REQUIRED TASK
Render every line of the entries below as a Markdown table with the columns n and Line, where n is the row number, skipping any blank lines.

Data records
- - - - - - -

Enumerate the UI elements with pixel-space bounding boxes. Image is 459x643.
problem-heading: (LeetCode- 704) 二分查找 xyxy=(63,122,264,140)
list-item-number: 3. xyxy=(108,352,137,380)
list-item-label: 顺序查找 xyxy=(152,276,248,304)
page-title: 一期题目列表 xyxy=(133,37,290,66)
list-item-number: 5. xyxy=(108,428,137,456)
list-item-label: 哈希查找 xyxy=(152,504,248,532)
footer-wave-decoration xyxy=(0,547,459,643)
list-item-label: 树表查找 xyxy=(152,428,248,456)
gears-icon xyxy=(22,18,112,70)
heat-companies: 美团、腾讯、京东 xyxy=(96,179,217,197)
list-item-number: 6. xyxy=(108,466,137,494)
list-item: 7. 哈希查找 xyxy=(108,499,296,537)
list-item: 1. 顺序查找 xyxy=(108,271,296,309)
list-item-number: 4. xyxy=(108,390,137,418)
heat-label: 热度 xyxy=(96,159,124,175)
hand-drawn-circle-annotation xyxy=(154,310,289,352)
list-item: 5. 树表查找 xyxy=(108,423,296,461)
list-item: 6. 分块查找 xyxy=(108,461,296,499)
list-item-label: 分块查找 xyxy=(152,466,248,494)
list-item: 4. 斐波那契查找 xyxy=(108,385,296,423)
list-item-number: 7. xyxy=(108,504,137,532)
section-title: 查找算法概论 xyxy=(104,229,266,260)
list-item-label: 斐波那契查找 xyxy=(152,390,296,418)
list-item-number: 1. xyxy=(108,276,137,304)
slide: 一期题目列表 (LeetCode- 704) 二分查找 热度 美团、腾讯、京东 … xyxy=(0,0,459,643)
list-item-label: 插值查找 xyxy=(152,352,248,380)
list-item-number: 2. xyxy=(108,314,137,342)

- - - - - - -

RESULT
| n | Line |
|---|---|
| 1 | Enumerate the UI elements with pixel-space bounding boxes. Image is 459x643. |
| 2 | problem-heading: (LeetCode- 704) 二分查找 xyxy=(63,122,264,140) |
| 3 | list-item-number: 3. xyxy=(108,352,137,380) |
| 4 | list-item-label: 顺序查找 xyxy=(152,276,248,304) |
| 5 | page-title: 一期题目列表 xyxy=(133,37,290,66) |
| 6 | list-item-number: 5. xyxy=(108,428,137,456) |
| 7 | list-item-label: 哈希查找 xyxy=(152,504,248,532) |
| 8 | footer-wave-decoration xyxy=(0,547,459,643) |
| 9 | list-item-label: 树表查找 xyxy=(152,428,248,456) |
| 10 | gears-icon xyxy=(22,18,112,70) |
| 11 | heat-companies: 美团、腾讯、京东 xyxy=(96,179,217,197) |
| 12 | list-item-number: 6. xyxy=(108,466,137,494) |
| 13 | list-item: 7. 哈希查找 xyxy=(108,499,296,537) |
| 14 | list-item: 1. 顺序查找 xyxy=(108,271,296,309) |
| 15 | list-item-number: 4. xyxy=(108,390,137,418) |
| 16 | heat-label: 热度 xyxy=(96,159,124,175) |
| 17 | hand-drawn-circle-annotation xyxy=(154,310,289,352) |
| 18 | list-item: 5. 树表查找 xyxy=(108,423,296,461) |
| 19 | list-item: 6. 分块查找 xyxy=(108,461,296,499) |
| 20 | list-item-label: 分块查找 xyxy=(152,466,248,494) |
| 21 | list-item: 4. 斐波那契查找 xyxy=(108,385,296,423) |
| 22 | list-item-number: 7. xyxy=(108,504,137,532) |
| 23 | section-title: 查找算法概论 xyxy=(104,229,266,260) |
| 24 | list-item-label: 斐波那契查找 xyxy=(152,390,296,418) |
| 25 | list-item-number: 1. xyxy=(108,276,137,304) |
| 26 | slide: 一期题目列表 (LeetCode- 704) 二分查找 热度 美团、腾讯、京东 … xyxy=(0,0,459,643) |
| 27 | list-item-label: 插值查找 xyxy=(152,352,248,380) |
| 28 | list-item-number: 2. xyxy=(108,314,137,342) |